* **EXERCISE DIRECTIONS**: Reproduce each line exactly.

Items from a data source:
★ ★ ★
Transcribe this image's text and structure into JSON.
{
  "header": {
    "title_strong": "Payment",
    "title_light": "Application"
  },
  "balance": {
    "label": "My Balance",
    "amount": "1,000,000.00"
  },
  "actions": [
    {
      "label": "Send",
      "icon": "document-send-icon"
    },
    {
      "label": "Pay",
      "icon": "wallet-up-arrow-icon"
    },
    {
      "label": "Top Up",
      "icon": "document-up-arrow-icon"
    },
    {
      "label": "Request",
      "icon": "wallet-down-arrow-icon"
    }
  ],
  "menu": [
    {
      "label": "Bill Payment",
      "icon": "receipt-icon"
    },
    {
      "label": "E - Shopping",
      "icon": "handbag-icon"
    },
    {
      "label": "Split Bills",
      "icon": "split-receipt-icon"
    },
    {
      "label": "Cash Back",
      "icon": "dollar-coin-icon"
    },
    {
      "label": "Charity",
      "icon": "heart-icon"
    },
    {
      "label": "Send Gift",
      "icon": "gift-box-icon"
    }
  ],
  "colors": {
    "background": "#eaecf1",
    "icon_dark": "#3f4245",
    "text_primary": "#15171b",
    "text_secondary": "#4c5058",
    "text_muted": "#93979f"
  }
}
★ ★ ★
* **ANSWER IN FULL**:
Transcribe this image's text and structure into JSON.
{
  "header": {
    "title_strong": "Payment",
    "title_light": "Application"
  },
  "balance": {
    "label": "My Balance",
    "amount": "1,000,000.00"
  },
  "actions": [
    {
      "label": "Send",
      "icon": "document-send-icon"
    },
    {
      "label": "Pay",
      "icon": "wallet-up-arrow-icon"
    },
    {
      "label": "Top Up",
      "icon": "document-up-arrow-icon"
    },
    {
      "label": "Request",
      "icon": "wallet-down-arrow-icon"
    }
  ],
  "menu": [
    {
      "label": "Bill Payment",
      "icon": "receipt-icon"
    },
    {
      "label": "E - Shopping",
      "icon": "handbag-icon"
    },
    {
      "label": "Split Bills",
      "icon": "split-receipt-icon"
    },
    {
      "label": "Cash Back",
      "icon": "dollar-coin-icon"
    },
    {
      "label": "Charity",
      "icon": "heart-icon"
    },
    {
      "label": "Send Gift",
      "icon": "gift-box-icon"
    }
  ],
  "colors": {
    "background": "#eaecf1",
    "icon_dark": "#3f4245",
    "text_primary": "#15171b",
    "text_secondary": "#4c5058",
    "text_muted": "#93979f"
  }
}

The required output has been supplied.